* [What is asked] Report every line from the material that contains the word "Earth".

* [Record list]
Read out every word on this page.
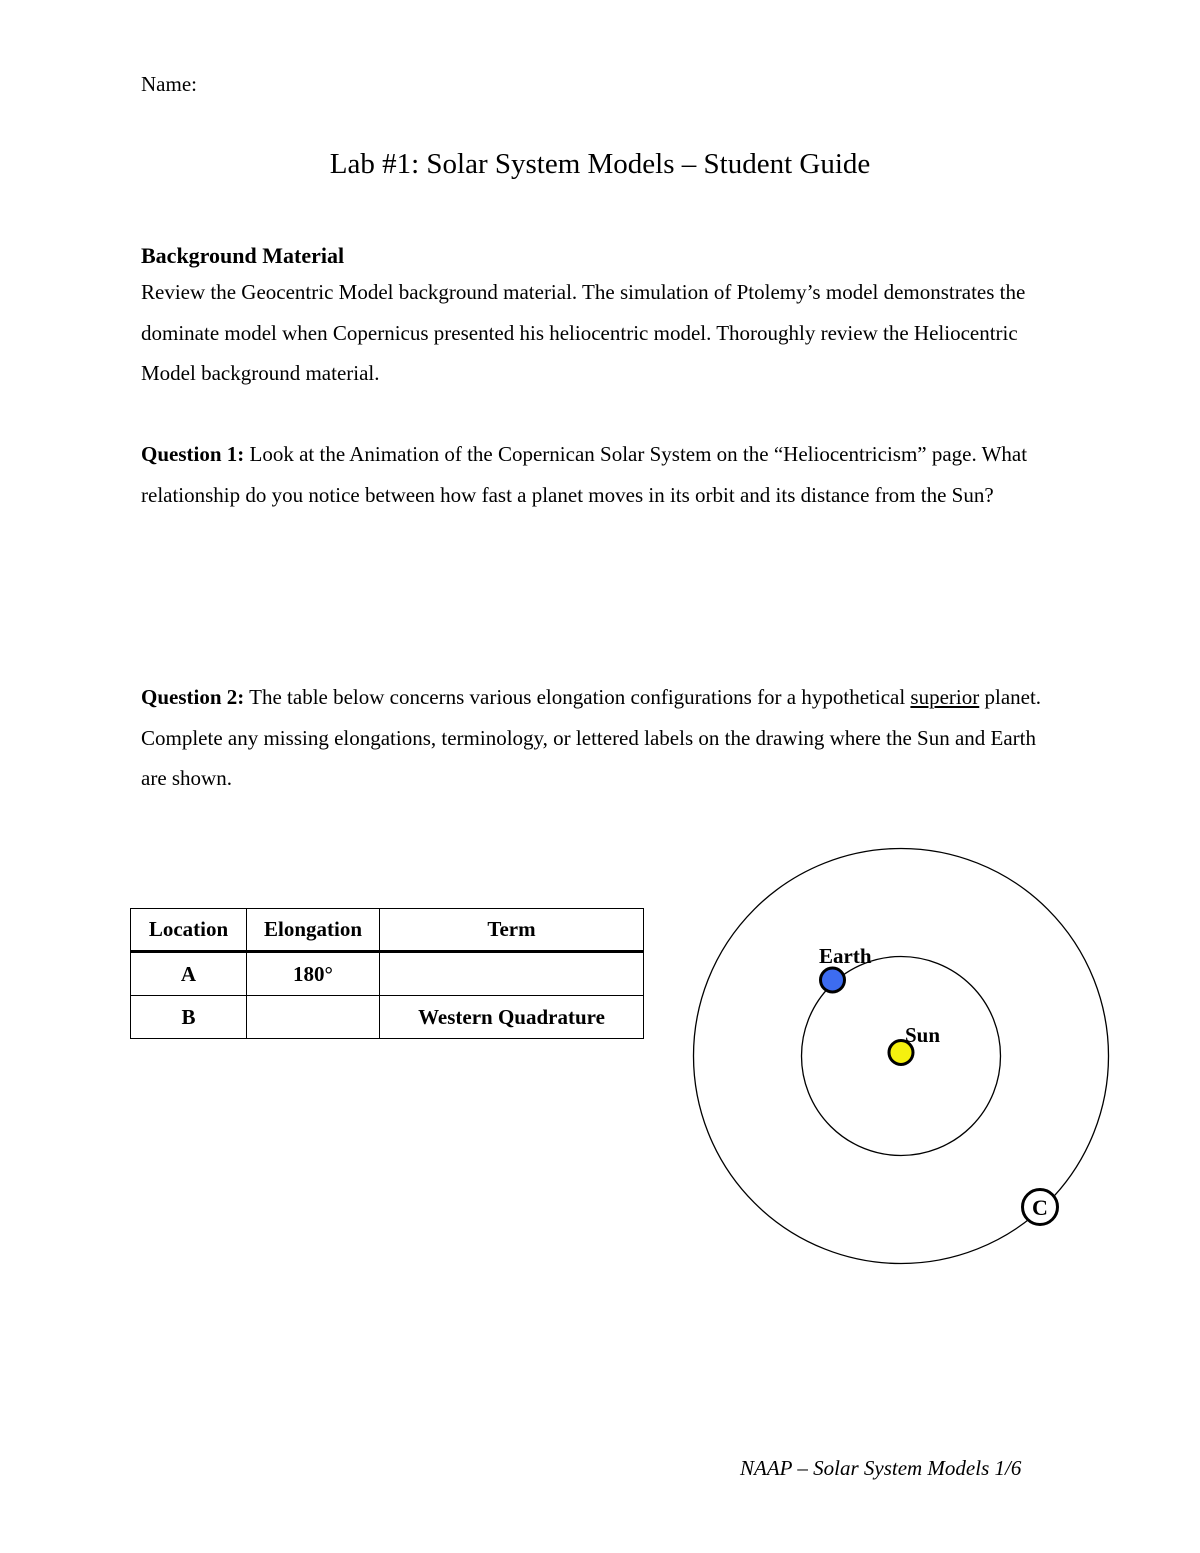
Name:
Lab #1: Solar System Models – Student Guide
Background Material
Review the Geocentric Model background material. The simulation of Ptolemy’s model demonstrates the dominate model when Copernicus presented his heliocentric model. Thoroughly review the Heliocentric Model background material.
Question 1: Look at the Animation of the Copernican Solar System on the “Heliocentricism” page. What relationship do you notice between how fast a planet moves in its orbit and its distance from the Sun?
Question 2: The table below concerns various elongation configurations for a hypothetical superior planet. Complete any missing elongations, terminology, or lettered labels on the drawing where the Sun and Earth are shown.
Location	Elongation	Term
A	180°	
B		Western Quadrature
Earth
Sun
C
NAAP – Solar System Models 1/6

* [Exercise result]
Question 2: The table below concerns various elongation configurations for a hypothetical superior planet. Complete any missing elongations, terminology, or lettered labels on the drawing where the Sun and Earth are shown.
Earth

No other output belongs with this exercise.